Work to be completed:
Using the data below, tally the lines that include the string "refers". Only the number is wanted.

Data to use:
<<<<

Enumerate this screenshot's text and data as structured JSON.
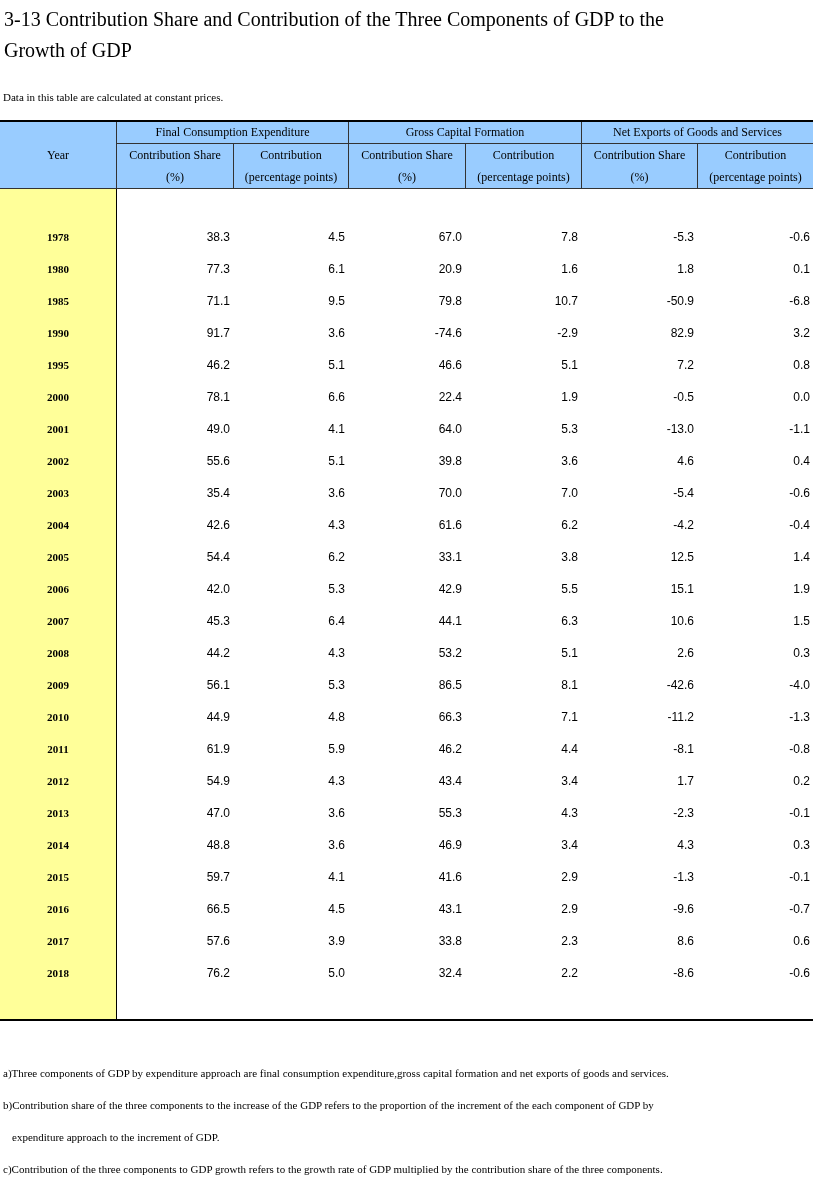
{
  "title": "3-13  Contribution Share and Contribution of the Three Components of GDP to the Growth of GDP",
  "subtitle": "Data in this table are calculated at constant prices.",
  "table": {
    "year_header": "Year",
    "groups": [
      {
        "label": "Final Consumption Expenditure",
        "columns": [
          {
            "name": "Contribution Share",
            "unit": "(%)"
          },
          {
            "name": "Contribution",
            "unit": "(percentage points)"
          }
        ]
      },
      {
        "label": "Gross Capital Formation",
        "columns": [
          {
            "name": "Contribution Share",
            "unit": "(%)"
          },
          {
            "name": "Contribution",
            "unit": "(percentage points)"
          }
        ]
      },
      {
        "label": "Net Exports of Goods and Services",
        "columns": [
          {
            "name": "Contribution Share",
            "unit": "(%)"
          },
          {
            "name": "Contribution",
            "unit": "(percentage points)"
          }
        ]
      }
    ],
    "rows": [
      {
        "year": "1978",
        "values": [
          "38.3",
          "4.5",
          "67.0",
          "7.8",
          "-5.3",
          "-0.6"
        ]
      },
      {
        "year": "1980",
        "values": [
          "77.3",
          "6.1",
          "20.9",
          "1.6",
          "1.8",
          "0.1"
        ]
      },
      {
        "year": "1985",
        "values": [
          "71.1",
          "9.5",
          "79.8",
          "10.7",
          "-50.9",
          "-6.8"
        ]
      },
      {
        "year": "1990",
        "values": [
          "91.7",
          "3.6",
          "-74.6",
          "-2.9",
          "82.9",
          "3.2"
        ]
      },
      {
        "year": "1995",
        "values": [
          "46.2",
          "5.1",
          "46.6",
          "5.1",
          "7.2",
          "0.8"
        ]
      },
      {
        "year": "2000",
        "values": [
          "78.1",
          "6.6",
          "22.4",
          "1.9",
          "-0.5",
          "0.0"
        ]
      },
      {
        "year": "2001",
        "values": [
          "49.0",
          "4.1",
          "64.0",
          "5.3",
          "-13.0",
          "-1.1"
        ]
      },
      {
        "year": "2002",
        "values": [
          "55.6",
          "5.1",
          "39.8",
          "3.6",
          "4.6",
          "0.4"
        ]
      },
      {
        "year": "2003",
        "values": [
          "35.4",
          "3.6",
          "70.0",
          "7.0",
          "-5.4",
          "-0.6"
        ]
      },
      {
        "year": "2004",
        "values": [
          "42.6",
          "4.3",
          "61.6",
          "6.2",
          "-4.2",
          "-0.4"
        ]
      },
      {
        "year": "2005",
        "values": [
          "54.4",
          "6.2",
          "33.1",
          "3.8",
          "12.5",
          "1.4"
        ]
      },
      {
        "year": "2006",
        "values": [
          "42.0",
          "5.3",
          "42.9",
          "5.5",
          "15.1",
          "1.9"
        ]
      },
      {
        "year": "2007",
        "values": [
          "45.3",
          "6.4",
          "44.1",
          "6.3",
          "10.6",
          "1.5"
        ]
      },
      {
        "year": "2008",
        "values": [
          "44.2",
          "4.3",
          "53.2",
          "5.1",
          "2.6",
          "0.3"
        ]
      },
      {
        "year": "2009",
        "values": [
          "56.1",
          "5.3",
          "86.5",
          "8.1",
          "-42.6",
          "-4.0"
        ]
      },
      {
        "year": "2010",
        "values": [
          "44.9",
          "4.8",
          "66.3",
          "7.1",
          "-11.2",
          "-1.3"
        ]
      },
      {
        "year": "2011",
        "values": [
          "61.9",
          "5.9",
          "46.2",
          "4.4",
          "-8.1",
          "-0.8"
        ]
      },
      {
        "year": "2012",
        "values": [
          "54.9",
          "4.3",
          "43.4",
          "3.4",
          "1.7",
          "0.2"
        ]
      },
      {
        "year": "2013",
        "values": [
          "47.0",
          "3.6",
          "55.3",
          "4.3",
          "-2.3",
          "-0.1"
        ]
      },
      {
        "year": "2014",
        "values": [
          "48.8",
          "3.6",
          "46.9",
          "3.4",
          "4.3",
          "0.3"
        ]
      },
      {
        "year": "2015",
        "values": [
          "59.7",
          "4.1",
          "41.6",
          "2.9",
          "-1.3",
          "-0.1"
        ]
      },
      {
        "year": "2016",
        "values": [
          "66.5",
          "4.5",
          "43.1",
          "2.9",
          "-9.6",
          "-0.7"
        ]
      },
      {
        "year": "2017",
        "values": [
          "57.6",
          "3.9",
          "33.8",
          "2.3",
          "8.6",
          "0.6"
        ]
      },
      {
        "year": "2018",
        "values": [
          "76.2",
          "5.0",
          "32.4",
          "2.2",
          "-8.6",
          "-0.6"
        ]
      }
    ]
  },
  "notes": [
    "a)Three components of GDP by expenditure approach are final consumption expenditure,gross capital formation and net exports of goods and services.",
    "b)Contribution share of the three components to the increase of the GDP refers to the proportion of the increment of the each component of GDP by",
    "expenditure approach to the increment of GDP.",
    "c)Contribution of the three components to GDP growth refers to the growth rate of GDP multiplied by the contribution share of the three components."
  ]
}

>>>>

Finished task:
2